┏━━

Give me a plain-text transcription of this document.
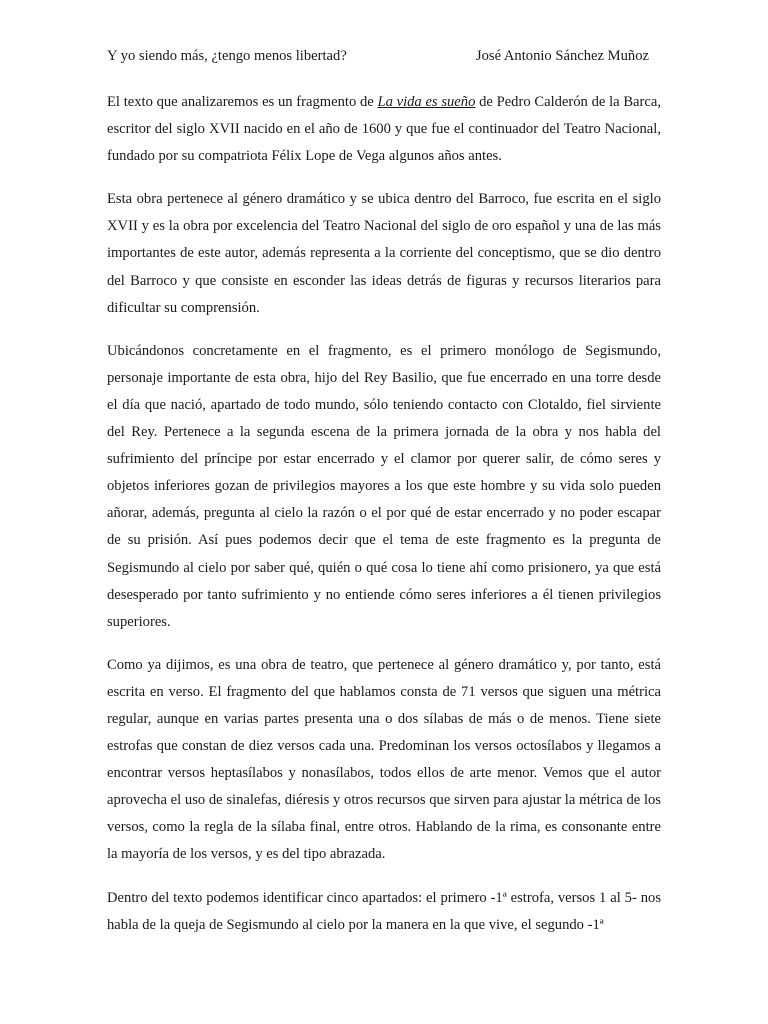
Y yo siendo más, ¿tengo menos libertad?	José Antonio Sánchez Muñoz

El texto que analizaremos es un fragmento de La vida es sueño de Pedro Calderón de la Barca, escritor del siglo XVII nacido en el año de 1600 y que fue el continuador del Teatro Nacional, fundado por su compatriota Félix Lope de Vega algunos años antes.

Esta obra pertenece al género dramático y se ubica dentro del Barroco, fue escrita en el siglo XVII y es la obra por excelencia del Teatro Nacional del siglo de oro español y una de las más importantes de este autor, además representa a la corriente del conceptismo, que se dio dentro del Barroco y que consiste en esconder las ideas detrás de figuras y recursos literarios para dificultar su comprensión.

Ubicándonos concretamente en el fragmento, es el primero monólogo de Segismundo, personaje importante de esta obra, hijo del Rey Basilio, que fue encerrado en una torre desde el día que nació, apartado de todo mundo, sólo teniendo contacto con Clotaldo, fiel sirviente del Rey. Pertenece a la segunda escena de la primera jornada de la obra y nos habla del sufrimiento del príncipe por estar encerrado y el clamor por querer salir, de cómo seres y objetos inferiores gozan de privilegios mayores a los que este hombre y su vida solo pueden añorar, además, pregunta al cielo la razón o el por qué de estar encerrado y no poder escapar de su prisión. Así pues podemos decir que el tema de este fragmento es la pregunta de Segismundo al cielo por saber qué, quién o qué cosa lo tiene ahí como prisionero, ya que está desesperado por tanto sufrimiento y no entiende cómo seres inferiores a él tienen privilegios superiores.

Como ya dijimos, es una obra de teatro, que pertenece al género dramático y, por tanto, está escrita en verso. El fragmento del que hablamos consta de 71 versos que siguen una métrica regular, aunque en varias partes presenta una o dos sílabas de más o de menos. Tiene siete estrofas que constan de diez versos cada una. Predominan los versos octosílabos y llegamos a encontrar versos heptasílabos y nonasílabos, todos ellos de arte menor. Vemos que el autor aprovecha el uso de sinalefas, diéresis y otros recursos que sirven para ajustar la métrica de los versos, como la regla de la sílaba final, entre otros. Hablando de la rima, es consonante entre la mayoría de los versos, y es del tipo abrazada.

Dentro del texto podemos identificar cinco apartados: el primero -1ª estrofa, versos 1 al 5- nos habla de la queja de Segismundo al cielo por la manera en la que vive, el segundo -1ª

┗━━

Reproduce the whole listing word for word, setting aside any pictures.

Task result
Give me a plain-text transcription of this document.
Y yo siendo más, ¿tengo menos libertad?	José Antonio Sánchez Muñoz

El texto que analizaremos es un fragmento de La vida es sueño de Pedro Calderón de la Barca, escritor del siglo XVII nacido en el año de 1600 y que fue el continuador del Teatro Nacional, fundado por su compatriota Félix Lope de Vega algunos años antes.

Esta obra pertenece al género dramático y se ubica dentro del Barroco, fue escrita en el siglo XVII y es la obra por excelencia del Teatro Nacional del siglo de oro español y una de las más importantes de este autor, además representa a la corriente del conceptismo, que se dio dentro del Barroco y que consiste en esconder las ideas detrás de figuras y recursos literarios para dificultar su comprensión.

Ubicándonos concretamente en el fragmento, es el primero monólogo de Segismundo, personaje importante de esta obra, hijo del Rey Basilio, que fue encerrado en una torre desde el día que nació, apartado de todo mundo, sólo teniendo contacto con Clotaldo, fiel sirviente del Rey. Pertenece a la segunda escena de la primera jornada de la obra y nos habla del sufrimiento del príncipe por estar encerrado y el clamor por querer salir, de cómo seres y objetos inferiores gozan de privilegios mayores a los que este hombre y su vida solo pueden añorar, además, pregunta al cielo la razón o el por qué de estar encerrado y no poder escapar de su prisión. Así pues podemos decir que el tema de este fragmento es la pregunta de Segismundo al cielo por saber qué, quién o qué cosa lo tiene ahí como prisionero, ya que está desesperado por tanto sufrimiento y no entiende cómo seres inferiores a él tienen privilegios superiores.

Como ya dijimos, es una obra de teatro, que pertenece al género dramático y, por tanto, está escrita en verso. El fragmento del que hablamos consta de 71 versos que siguen una métrica regular, aunque en varias partes presenta una o dos sílabas de más o de menos. Tiene siete estrofas que constan de diez versos cada una. Predominan los versos octosílabos y llegamos a encontrar versos heptasílabos y nonasílabos, todos ellos de arte menor. Vemos que el autor aprovecha el uso de sinalefas, diéresis y otros recursos que sirven para ajustar la métrica de los versos, como la regla de la sílaba final, entre otros. Hablando de la rima, es consonante entre la mayoría de los versos, y es del tipo abrazada.

Dentro del texto podemos identificar cinco apartados: el primero -1ª estrofa, versos 1 al 5- nos habla de la queja de Segismundo al cielo por la manera en la que vive, el segundo -1ª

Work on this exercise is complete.